*DO THIS*:
Take the records underneath and set them down exactly.

*DATASET EXTRACT*:
□ □ □
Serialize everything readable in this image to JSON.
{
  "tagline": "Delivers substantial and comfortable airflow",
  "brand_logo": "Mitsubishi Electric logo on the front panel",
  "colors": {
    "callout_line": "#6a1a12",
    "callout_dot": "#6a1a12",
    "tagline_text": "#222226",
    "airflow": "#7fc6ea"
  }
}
□ □ □
*SOLUTION*:
Serialize everything readable in this image to JSON.
{
  "tagline": "Delivers substantial and comfortable airflow",
  "brand_logo": "Mitsubishi Electric logo on the front panel",
  "colors": {
    "callout_line": "#6a1a12",
    "callout_dot": "#6a1a12",
    "tagline_text": "#222226",
    "airflow": "#7fc6ea"
  }
}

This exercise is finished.